(Dataset rows)
>> START

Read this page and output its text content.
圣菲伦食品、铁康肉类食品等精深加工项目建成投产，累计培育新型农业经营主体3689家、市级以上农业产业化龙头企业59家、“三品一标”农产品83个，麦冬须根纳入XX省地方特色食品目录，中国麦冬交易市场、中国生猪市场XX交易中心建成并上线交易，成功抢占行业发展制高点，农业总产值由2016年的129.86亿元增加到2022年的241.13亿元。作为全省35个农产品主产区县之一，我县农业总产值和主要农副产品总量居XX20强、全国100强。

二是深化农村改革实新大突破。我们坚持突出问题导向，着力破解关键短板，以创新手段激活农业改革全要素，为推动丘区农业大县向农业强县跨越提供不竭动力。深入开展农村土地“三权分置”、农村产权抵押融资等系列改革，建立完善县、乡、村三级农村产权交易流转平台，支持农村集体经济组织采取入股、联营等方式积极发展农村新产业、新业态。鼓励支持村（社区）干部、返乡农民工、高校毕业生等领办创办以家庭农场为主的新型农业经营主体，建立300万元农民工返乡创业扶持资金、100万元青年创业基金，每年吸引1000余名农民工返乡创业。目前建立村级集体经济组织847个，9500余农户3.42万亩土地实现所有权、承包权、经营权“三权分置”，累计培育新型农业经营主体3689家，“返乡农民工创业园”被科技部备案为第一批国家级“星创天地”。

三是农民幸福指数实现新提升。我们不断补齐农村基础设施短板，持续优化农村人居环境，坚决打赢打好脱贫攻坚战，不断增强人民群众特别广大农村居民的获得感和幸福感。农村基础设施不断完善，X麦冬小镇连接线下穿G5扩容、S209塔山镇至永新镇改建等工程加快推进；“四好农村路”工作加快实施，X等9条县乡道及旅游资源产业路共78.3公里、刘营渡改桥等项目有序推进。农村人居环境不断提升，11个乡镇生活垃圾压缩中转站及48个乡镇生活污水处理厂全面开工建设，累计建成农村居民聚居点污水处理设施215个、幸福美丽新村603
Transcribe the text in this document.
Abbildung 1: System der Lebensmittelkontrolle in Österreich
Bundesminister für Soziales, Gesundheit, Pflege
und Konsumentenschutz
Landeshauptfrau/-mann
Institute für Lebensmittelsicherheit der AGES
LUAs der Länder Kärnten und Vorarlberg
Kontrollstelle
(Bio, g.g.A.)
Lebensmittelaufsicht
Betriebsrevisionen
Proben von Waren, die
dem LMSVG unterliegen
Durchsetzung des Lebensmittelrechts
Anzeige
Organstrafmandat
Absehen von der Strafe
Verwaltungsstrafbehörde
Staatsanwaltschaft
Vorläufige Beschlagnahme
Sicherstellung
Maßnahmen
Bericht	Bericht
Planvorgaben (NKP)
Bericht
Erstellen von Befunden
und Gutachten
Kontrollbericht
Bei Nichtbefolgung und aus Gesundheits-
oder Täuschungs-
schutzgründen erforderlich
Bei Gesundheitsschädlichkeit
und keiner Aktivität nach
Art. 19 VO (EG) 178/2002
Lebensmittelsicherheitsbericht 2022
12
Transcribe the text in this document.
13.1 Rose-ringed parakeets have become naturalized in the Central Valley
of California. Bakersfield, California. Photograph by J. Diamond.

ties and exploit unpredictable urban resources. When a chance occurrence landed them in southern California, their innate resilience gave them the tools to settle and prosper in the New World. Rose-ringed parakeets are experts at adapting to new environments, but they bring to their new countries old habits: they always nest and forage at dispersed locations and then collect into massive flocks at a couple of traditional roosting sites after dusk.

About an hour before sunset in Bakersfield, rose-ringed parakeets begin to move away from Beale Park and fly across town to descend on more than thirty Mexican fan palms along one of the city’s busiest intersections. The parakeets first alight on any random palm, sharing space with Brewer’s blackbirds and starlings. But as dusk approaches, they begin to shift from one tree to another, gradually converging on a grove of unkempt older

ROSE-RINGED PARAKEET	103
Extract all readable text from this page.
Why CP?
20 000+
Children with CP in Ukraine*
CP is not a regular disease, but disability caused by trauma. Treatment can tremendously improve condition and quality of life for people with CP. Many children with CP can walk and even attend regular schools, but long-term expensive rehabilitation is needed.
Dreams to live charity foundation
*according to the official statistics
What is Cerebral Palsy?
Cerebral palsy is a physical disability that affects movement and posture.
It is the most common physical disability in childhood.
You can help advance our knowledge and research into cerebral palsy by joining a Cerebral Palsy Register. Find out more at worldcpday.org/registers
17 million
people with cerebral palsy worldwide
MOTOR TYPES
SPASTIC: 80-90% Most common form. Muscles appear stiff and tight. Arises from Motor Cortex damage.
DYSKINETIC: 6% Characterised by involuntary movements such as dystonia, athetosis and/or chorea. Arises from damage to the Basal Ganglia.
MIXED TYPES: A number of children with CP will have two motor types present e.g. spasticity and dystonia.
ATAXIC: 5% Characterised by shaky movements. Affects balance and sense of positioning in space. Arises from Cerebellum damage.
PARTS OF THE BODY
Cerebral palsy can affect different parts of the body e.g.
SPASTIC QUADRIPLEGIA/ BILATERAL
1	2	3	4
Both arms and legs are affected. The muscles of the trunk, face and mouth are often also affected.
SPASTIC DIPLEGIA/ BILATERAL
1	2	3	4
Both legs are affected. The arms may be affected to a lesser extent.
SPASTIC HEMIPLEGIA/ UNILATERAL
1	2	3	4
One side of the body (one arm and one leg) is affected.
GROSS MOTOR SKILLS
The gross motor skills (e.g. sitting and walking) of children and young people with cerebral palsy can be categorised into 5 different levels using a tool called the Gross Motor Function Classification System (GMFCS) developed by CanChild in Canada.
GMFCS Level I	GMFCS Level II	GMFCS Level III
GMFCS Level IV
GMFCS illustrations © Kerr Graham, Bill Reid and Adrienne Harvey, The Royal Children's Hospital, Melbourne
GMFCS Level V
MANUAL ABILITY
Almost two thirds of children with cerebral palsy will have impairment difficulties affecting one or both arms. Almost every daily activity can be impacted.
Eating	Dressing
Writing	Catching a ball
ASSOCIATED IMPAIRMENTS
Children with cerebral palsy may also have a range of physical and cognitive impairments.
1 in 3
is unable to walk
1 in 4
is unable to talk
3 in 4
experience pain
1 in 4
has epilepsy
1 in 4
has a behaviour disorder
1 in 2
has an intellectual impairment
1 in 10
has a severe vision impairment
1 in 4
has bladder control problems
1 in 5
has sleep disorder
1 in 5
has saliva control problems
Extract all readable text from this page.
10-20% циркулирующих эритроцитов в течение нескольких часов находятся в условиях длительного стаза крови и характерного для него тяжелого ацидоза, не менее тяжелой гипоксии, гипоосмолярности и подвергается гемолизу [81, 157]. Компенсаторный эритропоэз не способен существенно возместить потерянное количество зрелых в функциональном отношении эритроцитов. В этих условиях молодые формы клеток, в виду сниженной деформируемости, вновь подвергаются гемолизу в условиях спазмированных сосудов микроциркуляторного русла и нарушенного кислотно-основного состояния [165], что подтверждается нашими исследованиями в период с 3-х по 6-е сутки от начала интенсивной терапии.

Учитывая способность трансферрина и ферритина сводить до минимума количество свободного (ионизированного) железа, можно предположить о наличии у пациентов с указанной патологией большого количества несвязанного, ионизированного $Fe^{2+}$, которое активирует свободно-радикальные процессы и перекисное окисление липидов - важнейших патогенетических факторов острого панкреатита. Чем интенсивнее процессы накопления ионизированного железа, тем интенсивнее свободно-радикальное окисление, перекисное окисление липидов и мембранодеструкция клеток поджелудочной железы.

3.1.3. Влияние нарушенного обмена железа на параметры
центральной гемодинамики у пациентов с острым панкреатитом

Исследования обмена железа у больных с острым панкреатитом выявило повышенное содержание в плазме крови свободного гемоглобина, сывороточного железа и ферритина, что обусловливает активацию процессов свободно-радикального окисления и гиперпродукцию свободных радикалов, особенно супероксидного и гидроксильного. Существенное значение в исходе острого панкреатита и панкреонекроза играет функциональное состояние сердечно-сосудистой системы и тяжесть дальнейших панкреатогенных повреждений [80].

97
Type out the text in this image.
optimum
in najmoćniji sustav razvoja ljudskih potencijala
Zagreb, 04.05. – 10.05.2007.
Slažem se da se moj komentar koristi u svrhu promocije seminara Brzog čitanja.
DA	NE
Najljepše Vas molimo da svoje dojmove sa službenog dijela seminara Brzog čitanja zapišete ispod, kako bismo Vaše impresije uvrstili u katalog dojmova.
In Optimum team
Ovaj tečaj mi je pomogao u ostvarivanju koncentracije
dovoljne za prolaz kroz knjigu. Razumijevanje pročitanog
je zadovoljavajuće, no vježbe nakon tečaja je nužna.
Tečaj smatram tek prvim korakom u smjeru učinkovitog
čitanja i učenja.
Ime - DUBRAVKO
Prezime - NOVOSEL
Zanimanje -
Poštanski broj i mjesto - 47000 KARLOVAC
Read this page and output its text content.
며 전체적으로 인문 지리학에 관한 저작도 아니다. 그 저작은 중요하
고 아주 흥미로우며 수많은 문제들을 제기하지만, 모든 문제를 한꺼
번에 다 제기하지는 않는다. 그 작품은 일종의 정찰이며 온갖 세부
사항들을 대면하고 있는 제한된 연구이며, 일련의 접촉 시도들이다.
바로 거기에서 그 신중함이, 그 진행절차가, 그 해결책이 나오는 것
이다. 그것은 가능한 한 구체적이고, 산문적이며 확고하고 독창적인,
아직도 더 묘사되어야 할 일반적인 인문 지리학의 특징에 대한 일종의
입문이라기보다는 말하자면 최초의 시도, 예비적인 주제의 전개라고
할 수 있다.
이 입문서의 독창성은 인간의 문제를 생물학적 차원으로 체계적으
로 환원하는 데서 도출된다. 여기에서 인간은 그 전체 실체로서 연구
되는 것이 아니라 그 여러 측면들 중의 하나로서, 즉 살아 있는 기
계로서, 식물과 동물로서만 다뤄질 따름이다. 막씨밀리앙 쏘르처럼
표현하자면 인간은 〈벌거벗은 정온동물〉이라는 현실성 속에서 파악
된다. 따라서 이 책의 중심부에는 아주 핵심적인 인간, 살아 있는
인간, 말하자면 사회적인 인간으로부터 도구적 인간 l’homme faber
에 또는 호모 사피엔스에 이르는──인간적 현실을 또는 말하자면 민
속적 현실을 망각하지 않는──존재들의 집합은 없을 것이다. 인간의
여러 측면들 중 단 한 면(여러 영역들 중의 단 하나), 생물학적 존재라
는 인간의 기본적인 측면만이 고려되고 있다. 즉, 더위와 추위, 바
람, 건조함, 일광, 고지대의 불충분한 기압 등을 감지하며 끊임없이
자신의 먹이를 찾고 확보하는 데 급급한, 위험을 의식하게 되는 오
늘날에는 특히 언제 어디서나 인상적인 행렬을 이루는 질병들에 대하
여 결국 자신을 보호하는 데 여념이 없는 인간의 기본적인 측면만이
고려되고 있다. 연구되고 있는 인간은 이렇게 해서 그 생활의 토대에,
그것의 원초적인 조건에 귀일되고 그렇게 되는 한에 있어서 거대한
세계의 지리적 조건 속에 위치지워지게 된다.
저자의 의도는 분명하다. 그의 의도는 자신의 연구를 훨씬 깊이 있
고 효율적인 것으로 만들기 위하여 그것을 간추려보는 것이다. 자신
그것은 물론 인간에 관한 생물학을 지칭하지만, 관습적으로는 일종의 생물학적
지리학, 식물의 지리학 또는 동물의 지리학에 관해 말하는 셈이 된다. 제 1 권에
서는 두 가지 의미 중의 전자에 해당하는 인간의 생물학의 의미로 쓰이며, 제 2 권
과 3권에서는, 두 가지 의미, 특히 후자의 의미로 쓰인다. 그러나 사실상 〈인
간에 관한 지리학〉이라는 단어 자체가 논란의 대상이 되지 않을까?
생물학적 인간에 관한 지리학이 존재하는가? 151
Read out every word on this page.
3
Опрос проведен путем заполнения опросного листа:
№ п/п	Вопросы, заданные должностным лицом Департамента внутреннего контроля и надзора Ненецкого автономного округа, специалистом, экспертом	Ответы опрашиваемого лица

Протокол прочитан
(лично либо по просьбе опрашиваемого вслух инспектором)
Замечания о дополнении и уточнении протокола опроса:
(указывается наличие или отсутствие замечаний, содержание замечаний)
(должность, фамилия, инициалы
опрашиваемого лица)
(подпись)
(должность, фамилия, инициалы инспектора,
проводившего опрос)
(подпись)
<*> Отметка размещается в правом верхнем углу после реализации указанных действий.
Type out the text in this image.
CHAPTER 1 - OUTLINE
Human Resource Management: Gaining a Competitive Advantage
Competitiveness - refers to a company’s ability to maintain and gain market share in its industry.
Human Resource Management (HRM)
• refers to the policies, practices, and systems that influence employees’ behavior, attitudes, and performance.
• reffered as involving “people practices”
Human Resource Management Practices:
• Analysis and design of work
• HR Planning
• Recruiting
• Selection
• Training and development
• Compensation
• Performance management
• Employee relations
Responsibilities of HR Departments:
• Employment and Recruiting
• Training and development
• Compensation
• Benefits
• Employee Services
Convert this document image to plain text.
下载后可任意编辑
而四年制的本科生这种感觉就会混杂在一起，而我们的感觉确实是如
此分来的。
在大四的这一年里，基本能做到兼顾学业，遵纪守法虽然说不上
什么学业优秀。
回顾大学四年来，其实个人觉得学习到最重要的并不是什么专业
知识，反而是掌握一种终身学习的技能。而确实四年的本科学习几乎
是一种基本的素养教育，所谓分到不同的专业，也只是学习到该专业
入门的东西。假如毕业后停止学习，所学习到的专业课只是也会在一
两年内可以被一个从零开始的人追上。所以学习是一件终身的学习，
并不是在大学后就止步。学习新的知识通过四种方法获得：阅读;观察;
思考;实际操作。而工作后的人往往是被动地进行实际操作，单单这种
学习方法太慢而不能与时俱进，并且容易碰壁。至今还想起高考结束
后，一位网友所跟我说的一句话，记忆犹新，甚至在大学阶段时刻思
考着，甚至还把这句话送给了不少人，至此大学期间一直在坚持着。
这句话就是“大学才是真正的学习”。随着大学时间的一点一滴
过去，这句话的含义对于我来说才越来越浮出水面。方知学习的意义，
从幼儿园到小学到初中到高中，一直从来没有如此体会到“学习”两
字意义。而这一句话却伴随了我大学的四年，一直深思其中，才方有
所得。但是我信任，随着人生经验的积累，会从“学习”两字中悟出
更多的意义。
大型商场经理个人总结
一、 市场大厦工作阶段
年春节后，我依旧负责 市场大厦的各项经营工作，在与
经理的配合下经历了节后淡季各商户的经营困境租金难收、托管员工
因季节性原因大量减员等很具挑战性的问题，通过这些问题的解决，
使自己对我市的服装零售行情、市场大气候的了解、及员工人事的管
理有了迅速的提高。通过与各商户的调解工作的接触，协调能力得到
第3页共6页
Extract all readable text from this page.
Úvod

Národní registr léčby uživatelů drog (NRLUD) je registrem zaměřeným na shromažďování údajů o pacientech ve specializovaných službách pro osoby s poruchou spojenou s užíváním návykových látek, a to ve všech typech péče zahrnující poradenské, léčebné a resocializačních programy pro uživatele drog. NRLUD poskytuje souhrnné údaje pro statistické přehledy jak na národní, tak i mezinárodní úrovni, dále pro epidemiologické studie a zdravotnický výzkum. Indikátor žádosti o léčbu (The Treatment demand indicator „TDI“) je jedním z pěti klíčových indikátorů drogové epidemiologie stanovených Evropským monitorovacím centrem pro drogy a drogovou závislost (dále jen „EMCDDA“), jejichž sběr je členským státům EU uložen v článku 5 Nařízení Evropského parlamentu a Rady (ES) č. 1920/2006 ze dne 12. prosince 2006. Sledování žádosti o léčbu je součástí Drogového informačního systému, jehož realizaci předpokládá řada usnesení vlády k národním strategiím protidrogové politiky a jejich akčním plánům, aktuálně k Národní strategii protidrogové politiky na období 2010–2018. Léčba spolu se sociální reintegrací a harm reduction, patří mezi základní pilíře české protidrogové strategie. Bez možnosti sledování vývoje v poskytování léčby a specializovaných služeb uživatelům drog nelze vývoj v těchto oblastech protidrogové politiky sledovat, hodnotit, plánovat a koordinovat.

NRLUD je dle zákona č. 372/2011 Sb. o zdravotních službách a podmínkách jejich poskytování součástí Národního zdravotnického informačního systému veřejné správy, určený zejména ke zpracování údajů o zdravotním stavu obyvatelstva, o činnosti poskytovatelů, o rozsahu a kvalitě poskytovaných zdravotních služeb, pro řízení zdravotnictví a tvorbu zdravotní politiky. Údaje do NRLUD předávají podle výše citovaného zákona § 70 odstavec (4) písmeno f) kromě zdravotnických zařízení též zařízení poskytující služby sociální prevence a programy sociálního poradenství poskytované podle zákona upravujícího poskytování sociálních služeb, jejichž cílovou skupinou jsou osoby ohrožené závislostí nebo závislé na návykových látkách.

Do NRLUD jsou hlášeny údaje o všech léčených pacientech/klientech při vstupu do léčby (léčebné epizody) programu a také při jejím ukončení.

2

>> END

-- DIRECTIVE --
Look through the entries above and report each line where the string "должность" occurs.

-- RESPONSE TO THE EXERCISE --
(должность, фамилия, инициалы
(должность, фамилия, инициалы инспектора,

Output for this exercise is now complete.